## Records shown
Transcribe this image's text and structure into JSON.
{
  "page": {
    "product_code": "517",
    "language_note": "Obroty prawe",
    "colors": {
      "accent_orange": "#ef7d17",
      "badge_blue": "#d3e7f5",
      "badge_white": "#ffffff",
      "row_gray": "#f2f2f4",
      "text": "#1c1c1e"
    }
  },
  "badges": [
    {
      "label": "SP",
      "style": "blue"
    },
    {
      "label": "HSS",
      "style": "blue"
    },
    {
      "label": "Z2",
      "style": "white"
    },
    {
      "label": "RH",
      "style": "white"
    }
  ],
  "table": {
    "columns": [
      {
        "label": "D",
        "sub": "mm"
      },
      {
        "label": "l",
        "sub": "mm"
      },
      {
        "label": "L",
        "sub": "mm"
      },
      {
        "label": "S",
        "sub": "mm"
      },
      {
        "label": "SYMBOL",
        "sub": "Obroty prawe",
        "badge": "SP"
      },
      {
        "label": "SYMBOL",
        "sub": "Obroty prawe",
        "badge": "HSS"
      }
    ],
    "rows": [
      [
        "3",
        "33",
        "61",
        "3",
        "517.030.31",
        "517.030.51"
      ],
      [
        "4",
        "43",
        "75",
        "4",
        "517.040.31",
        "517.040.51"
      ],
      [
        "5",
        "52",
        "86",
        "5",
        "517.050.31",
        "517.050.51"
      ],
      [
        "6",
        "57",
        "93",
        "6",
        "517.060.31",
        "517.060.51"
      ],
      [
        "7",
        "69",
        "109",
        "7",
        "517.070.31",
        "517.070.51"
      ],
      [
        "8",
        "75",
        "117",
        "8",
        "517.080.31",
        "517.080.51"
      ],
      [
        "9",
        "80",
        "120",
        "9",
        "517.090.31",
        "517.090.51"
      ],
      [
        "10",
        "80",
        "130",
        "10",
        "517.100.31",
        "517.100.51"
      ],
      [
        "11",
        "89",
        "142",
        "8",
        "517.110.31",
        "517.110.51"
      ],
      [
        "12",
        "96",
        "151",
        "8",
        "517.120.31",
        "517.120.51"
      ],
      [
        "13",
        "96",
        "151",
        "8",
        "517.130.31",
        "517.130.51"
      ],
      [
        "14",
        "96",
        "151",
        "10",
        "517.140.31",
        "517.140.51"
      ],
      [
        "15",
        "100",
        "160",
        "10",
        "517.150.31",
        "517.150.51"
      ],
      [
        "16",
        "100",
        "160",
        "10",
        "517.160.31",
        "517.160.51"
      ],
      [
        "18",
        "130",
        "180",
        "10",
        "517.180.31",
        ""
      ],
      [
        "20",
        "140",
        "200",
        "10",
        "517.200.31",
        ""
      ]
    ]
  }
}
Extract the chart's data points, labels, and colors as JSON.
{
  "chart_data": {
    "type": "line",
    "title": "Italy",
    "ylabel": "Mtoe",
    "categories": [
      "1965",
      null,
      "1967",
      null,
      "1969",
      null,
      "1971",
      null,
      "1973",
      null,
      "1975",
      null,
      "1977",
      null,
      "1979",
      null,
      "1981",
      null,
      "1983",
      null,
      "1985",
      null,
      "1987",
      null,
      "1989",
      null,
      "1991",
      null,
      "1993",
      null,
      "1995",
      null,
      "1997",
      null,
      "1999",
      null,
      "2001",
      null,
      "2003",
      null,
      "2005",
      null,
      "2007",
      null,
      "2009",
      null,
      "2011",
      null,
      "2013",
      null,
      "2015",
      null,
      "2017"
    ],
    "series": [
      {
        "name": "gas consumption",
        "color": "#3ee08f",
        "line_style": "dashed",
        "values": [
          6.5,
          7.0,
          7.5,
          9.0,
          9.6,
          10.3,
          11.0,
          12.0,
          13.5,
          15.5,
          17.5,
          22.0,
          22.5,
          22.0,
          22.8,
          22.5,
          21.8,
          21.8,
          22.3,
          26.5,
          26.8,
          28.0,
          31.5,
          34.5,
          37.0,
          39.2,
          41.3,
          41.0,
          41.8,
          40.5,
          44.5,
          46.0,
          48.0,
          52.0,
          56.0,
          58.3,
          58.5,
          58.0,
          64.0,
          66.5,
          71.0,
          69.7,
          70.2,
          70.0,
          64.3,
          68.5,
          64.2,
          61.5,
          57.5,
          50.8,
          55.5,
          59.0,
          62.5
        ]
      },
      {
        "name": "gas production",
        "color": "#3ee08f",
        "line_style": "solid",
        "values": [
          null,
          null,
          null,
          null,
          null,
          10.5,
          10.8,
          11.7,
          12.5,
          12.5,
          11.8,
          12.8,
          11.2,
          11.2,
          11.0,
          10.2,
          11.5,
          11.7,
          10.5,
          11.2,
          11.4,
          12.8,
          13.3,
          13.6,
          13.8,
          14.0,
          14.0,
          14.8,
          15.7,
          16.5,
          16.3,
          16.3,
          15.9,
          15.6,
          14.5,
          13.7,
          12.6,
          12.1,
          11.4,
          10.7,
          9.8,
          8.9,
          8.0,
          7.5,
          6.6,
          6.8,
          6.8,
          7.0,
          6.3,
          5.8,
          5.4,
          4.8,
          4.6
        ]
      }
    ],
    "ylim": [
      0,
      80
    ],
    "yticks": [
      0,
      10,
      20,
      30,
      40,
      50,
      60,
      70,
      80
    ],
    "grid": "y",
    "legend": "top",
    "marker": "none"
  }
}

## Given exercise
Write out the full set of records exactly as given.

## Completed task
Transcribe this image's text and structure into JSON.
{
  "page": {
    "product_code": "517",
    "language_note": "Obroty prawe",
    "colors": {
      "accent_orange": "#ef7d17",
      "badge_blue": "#d3e7f5",
      "badge_white": "#ffffff",
      "row_gray": "#f2f2f4",
      "text": "#1c1c1e"
    }
  },
  "badges": [
    {
      "label": "SP",
      "style": "blue"
    },
    {
      "label": "HSS",
      "style": "blue"
    },
    {
      "label": "Z2",
      "style": "white"
    },
    {
      "label": "RH",
      "style": "white"
    }
  ],
  "table": {
    "columns": [
      {
        "label": "D",
        "sub": "mm"
      },
      {
        "label": "l",
        "sub": "mm"
      },
      {
        "label": "L",
        "sub": "mm"
      },
      {
        "label": "S",
        "sub": "mm"
      },
      {
        "label": "SYMBOL",
        "sub": "Obroty prawe",
        "badge": "SP"
      },
      {
        "label": "SYMBOL",
        "sub": "Obroty prawe",
        "badge": "HSS"
      }
    ],
    "rows": [
      [
        "3",
        "33",
        "61",
        "3",
        "517.030.31",
        "517.030.51"
      ],
      [
        "4",
        "43",
        "75",
        "4",
        "517.040.31",
        "517.040.51"
      ],
      [
        "5",
        "52",
        "86",
        "5",
        "517.050.31",
        "517.050.51"
      ],
      [
        "6",
        "57",
        "93",
        "6",
        "517.060.31",
        "517.060.51"
      ],
      [
        "7",
        "69",
        "109",
        "7",
        "517.070.31",
        "517.070.51"
      ],
      [
        "8",
        "75",
        "117",
        "8",
        "517.080.31",
        "517.080.51"
      ],
      [
        "9",
        "80",
        "120",
        "9",
        "517.090.31",
        "517.090.51"
      ],
      [
        "10",
        "80",
        "130",
        "10",
        "517.100.31",
        "517.100.51"
      ],
      [
        "11",
        "89",
        "142",
        "8",
        "517.110.31",
        "517.110.51"
      ],
      [
        "12",
        "96",
        "151",
        "8",
        "517.120.31",
        "517.120.51"
      ],
      [
        "13",
        "96",
        "151",
        "8",
        "517.130.31",
        "517.130.51"
      ],
      [
        "14",
        "96",
        "151",
        "10",
        "517.140.31",
        "517.140.51"
      ],
      [
        "15",
        "100",
        "160",
        "10",
        "517.150.31",
        "517.150.51"
      ],
      [
        "16",
        "100",
        "160",
        "10",
        "517.160.31",
        "517.160.51"
      ],
      [
        "18",
        "130",
        "180",
        "10",
        "517.180.31",
        ""
      ],
      [
        "20",
        "140",
        "200",
        "10",
        "517.200.31",
        ""
      ]
    ]
  }
}
Extract the chart's data points, labels, and colors as JSON.
{
  "chart_data": {
    "type": "line",
    "title": "Italy",
    "ylabel": "Mtoe",
    "categories": [
      "1965",
      null,
      "1967",
      null,
      "1969",
      null,
      "1971",
      null,
      "1973",
      null,
      "1975",
      null,
      "1977",
      null,
      "1979",
      null,
      "1981",
      null,
      "1983",
      null,
      "1985",
      null,
      "1987",
      null,
      "1989",
      null,
      "1991",
      null,
      "1993",
      null,
      "1995",
      null,
      "1997",
      null,
      "1999",
      null,
      "2001",
      null,
      "2003",
      null,
      "2005",
      null,
      "2007",
      null,
      "2009",
      null,
      "2011",
      null,
      "2013",
      null,
      "2015",
      null,
      "2017"
    ],
    "series": [
      {
        "name": "gas consumption",
        "color": "#3ee08f",
        "line_style": "dashed",
        "values": [
          6.5,
          7.0,
          7.5,
          9.0,
          9.6,
          10.3,
          11.0,
          12.0,
          13.5,
          15.5,
          17.5,
          22.0,
          22.5,
          22.0,
          22.8,
          22.5,
          21.8,
          21.8,
          22.3,
          26.5,
          26.8,
          28.0,
          31.5,
          34.5,
          37.0,
          39.2,
          41.3,
          41.0,
          41.8,
          40.5,
          44.5,
          46.0,
          48.0,
          52.0,
          56.0,
          58.3,
          58.5,
          58.0,
          64.0,
          66.5,
          71.0,
          69.7,
          70.2,
          70.0,
          64.3,
          68.5,
          64.2,
          61.5,
          57.5,
          50.8,
          55.5,
          59.0,
          62.5
        ]
      },
      {
        "name": "gas production",
        "color": "#3ee08f",
        "line_style": "solid",
        "values": [
          null,
          null,
          null,
          null,
          null,
          10.5,
          10.8,
          11.7,
          12.5,
          12.5,
          11.8,
          12.8,
          11.2,
          11.2,
          11.0,
          10.2,
          11.5,
          11.7,
          10.5,
          11.2,
          11.4,
          12.8,
          13.3,
          13.6,
          13.8,
          14.0,
          14.0,
          14.8,
          15.7,
          16.5,
          16.3,
          16.3,
          15.9,
          15.6,
          14.5,
          13.7,
          12.6,
          12.1,
          11.4,
          10.7,
          9.8,
          8.9,
          8.0,
          7.5,
          6.6,
          6.8,
          6.8,
          7.0,
          6.3,
          5.8,
          5.4,
          4.8,
          4.6
        ]
      }
    ],
    "ylim": [
      0,
      80
    ],
    "yticks": [
      0,
      10,
      20,
      30,
      40,
      50,
      60,
      70,
      80
    ],
    "grid": "y",
    "legend": "top",
    "marker": "none"
  }
}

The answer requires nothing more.